:: DIRECTIONS FOR THIS TASK ::
The records should be written out in full, with nothing altered.

====== GIVEN RECORDS

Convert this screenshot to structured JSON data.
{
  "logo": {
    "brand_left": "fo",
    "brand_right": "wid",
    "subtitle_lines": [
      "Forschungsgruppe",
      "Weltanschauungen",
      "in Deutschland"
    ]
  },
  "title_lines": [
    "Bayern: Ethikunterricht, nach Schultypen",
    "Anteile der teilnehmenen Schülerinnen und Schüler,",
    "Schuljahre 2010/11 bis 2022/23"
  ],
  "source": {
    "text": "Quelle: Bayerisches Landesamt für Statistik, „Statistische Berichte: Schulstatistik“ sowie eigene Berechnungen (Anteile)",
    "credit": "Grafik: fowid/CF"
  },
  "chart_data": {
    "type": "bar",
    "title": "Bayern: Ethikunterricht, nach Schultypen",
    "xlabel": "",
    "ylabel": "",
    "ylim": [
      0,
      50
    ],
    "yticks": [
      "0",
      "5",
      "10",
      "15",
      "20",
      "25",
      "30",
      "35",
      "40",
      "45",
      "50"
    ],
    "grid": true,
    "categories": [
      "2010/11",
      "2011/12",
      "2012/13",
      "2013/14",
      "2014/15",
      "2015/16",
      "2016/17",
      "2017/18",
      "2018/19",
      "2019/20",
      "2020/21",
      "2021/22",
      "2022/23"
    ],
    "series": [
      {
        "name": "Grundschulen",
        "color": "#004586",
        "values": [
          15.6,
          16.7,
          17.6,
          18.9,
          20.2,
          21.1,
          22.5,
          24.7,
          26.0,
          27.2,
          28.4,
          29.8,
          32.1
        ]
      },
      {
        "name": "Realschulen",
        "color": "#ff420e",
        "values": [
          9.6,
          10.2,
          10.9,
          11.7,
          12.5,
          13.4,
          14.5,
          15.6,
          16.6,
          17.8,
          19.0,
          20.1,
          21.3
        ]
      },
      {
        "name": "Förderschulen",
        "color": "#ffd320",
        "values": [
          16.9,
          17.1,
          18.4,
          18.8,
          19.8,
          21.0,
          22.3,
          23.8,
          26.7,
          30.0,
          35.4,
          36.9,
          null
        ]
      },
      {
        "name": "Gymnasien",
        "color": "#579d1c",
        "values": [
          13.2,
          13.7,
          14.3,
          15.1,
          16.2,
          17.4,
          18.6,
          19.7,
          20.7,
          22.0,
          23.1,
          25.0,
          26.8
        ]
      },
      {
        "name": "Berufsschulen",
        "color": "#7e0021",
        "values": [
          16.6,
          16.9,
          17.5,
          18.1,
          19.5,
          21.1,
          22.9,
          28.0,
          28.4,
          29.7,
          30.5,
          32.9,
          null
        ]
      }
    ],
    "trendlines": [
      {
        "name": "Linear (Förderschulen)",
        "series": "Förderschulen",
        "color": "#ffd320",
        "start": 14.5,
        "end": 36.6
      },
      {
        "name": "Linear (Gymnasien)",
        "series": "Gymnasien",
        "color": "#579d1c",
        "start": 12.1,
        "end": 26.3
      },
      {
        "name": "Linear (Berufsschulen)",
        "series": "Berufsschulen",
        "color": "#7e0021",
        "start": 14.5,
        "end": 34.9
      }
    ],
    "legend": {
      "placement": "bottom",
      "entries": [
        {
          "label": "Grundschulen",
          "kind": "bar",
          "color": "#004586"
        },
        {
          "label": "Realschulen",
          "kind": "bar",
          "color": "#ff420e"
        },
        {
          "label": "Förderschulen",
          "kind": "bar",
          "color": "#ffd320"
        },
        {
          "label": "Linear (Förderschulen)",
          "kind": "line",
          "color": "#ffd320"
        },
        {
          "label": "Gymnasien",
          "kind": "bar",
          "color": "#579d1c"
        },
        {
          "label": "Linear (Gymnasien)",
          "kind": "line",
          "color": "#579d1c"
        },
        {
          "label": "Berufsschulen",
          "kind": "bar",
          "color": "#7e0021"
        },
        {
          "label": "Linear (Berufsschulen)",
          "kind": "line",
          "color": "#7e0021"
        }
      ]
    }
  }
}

============

:: OUTPUT ::
Convert this screenshot to structured JSON data.
{
  "logo": {
    "brand_left": "fo",
    "brand_right": "wid",
    "subtitle_lines": [
      "Forschungsgruppe",
      "Weltanschauungen",
      "in Deutschland"
    ]
  },
  "title_lines": [
    "Bayern: Ethikunterricht, nach Schultypen",
    "Anteile der teilnehmenen Schülerinnen und Schüler,",
    "Schuljahre 2010/11 bis 2022/23"
  ],
  "source": {
    "text": "Quelle: Bayerisches Landesamt für Statistik, „Statistische Berichte: Schulstatistik“ sowie eigene Berechnungen (Anteile)",
    "credit": "Grafik: fowid/CF"
  },
  "chart_data": {
    "type": "bar",
    "title": "Bayern: Ethikunterricht, nach Schultypen",
    "xlabel": "",
    "ylabel": "",
    "ylim": [
      0,
      50
    ],
    "yticks": [
      "0",
      "5",
      "10",
      "15",
      "20",
      "25",
      "30",
      "35",
      "40",
      "45",
      "50"
    ],
    "grid": true,
    "categories": [
      "2010/11",
      "2011/12",
      "2012/13",
      "2013/14",
      "2014/15",
      "2015/16",
      "2016/17",
      "2017/18",
      "2018/19",
      "2019/20",
      "2020/21",
      "2021/22",
      "2022/23"
    ],
    "series": [
      {
        "name": "Grundschulen",
        "color": "#004586",
        "values": [
          15.6,
          16.7,
          17.6,
          18.9,
          20.2,
          21.1,
          22.5,
          24.7,
          26.0,
          27.2,
          28.4,
          29.8,
          32.1
        ]
      },
      {
        "name": "Realschulen",
        "color": "#ff420e",
        "values": [
          9.6,
          10.2,
          10.9,
          11.7,
          12.5,
          13.4,
          14.5,
          15.6,
          16.6,
          17.8,
          19.0,
          20.1,
          21.3
        ]
      },
      {
        "name": "Förderschulen",
        "color": "#ffd320",
        "values": [
          16.9,
          17.1,
          18.4,
          18.8,
          19.8,
          21.0,
          22.3,
          23.8,
          26.7,
          30.0,
          35.4,
          36.9,
          null
        ]
      },
      {
        "name": "Gymnasien",
        "color": "#579d1c",
        "values": [
          13.2,
          13.7,
          14.3,
          15.1,
          16.2,
          17.4,
          18.6,
          19.7,
          20.7,
          22.0,
          23.1,
          25.0,
          26.8
        ]
      },
      {
        "name": "Berufsschulen",
        "color": "#7e0021",
        "values": [
          16.6,
          16.9,
          17.5,
          18.1,
          19.5,
          21.1,
          22.9,
          28.0,
          28.4,
          29.7,
          30.5,
          32.9,
          null
        ]
      }
    ],
    "trendlines": [
      {
        "name": "Linear (Förderschulen)",
        "series": "Förderschulen",
        "color": "#ffd320",
        "start": 14.5,
        "end": 36.6
      },
      {
        "name": "Linear (Gymnasien)",
        "series": "Gymnasien",
        "color": "#579d1c",
        "start": 12.1,
        "end": 26.3
      },
      {
        "name": "Linear (Berufsschulen)",
        "series": "Berufsschulen",
        "color": "#7e0021",
        "start": 14.5,
        "end": 34.9
      }
    ],
    "legend": {
      "placement": "bottom",
      "entries": [
        {
          "label": "Grundschulen",
          "kind": "bar",
          "color": "#004586"
        },
        {
          "label": "Realschulen",
          "kind": "bar",
          "color": "#ff420e"
        },
        {
          "label": "Förderschulen",
          "kind": "bar",
          "color": "#ffd320"
        },
        {
          "label": "Linear (Förderschulen)",
          "kind": "line",
          "color": "#ffd320"
        },
        {
          "label": "Gymnasien",
          "kind": "bar",
          "color": "#579d1c"
        },
        {
          "label": "Linear (Gymnasien)",
          "kind": "line",
          "color": "#579d1c"
        },
        {
          "label": "Berufsschulen",
          "kind": "bar",
          "color": "#7e0021"
        },
        {
          "label": "Linear (Berufsschulen)",
          "kind": "line",
          "color": "#7e0021"
        }
      ]
    }
  }
}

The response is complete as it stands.